Lines of data
◆ ◆ ◆ ◆ ◆ ◆ ◆

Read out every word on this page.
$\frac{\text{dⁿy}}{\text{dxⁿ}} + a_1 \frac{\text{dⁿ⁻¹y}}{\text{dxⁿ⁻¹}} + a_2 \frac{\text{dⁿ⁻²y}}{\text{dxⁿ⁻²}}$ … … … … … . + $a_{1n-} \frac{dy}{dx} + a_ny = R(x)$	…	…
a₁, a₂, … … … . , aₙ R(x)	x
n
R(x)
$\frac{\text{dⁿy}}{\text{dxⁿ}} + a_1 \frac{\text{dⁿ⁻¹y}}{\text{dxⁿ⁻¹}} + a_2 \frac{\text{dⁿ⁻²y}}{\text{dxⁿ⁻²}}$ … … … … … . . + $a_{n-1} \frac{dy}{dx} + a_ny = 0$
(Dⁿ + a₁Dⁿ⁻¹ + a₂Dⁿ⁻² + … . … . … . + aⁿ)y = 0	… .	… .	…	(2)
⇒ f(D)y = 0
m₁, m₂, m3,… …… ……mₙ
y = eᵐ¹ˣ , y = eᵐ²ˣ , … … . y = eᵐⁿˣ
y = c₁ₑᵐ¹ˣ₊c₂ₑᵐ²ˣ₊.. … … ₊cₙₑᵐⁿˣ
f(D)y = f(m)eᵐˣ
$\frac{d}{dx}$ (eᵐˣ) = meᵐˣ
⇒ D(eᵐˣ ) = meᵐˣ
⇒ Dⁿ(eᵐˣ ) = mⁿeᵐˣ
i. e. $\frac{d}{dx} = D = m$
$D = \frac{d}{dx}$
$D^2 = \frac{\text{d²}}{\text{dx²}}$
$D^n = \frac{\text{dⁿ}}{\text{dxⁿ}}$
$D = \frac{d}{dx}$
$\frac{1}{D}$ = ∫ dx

◆ ◆ ◆ ◆ ◆ ◆ ◆

__Problem details__. Write out the full listing exactly as given.

__Exercise output__.
Read out every word on this page.
$\frac{\text{dⁿy}}{\text{dxⁿ}} + a_1 \frac{\text{dⁿ⁻¹y}}{\text{dxⁿ⁻¹}} + a_2 \frac{\text{dⁿ⁻²y}}{\text{dxⁿ⁻²}}$ … … … … … . + $a_{1n-} \frac{dy}{dx} + a_ny = R(x)$	…	…
a₁, a₂, … … … . , aₙ R(x)	x
n
R(x)
$\frac{\text{dⁿy}}{\text{dxⁿ}} + a_1 \frac{\text{dⁿ⁻¹y}}{\text{dxⁿ⁻¹}} + a_2 \frac{\text{dⁿ⁻²y}}{\text{dxⁿ⁻²}}$ … … … … … . . + $a_{n-1} \frac{dy}{dx} + a_ny = 0$
(Dⁿ + a₁Dⁿ⁻¹ + a₂Dⁿ⁻² + … . … . … . + aⁿ)y = 0	… .	… .	…	(2)
⇒ f(D)y = 0
m₁, m₂, m3,… …… ……mₙ
y = eᵐ¹ˣ , y = eᵐ²ˣ , … … . y = eᵐⁿˣ
y = c₁ₑᵐ¹ˣ₊c₂ₑᵐ²ˣ₊.. … … ₊cₙₑᵐⁿˣ
f(D)y = f(m)eᵐˣ
$\frac{d}{dx}$ (eᵐˣ) = meᵐˣ
⇒ D(eᵐˣ ) = meᵐˣ
⇒ Dⁿ(eᵐˣ ) = mⁿeᵐˣ
i. e. $\frac{d}{dx} = D = m$
$D = \frac{d}{dx}$
$D^2 = \frac{\text{d²}}{\text{dx²}}$
$D^n = \frac{\text{dⁿ}}{\text{dxⁿ}}$
$D = \frac{d}{dx}$
$\frac{1}{D}$ = ∫ dx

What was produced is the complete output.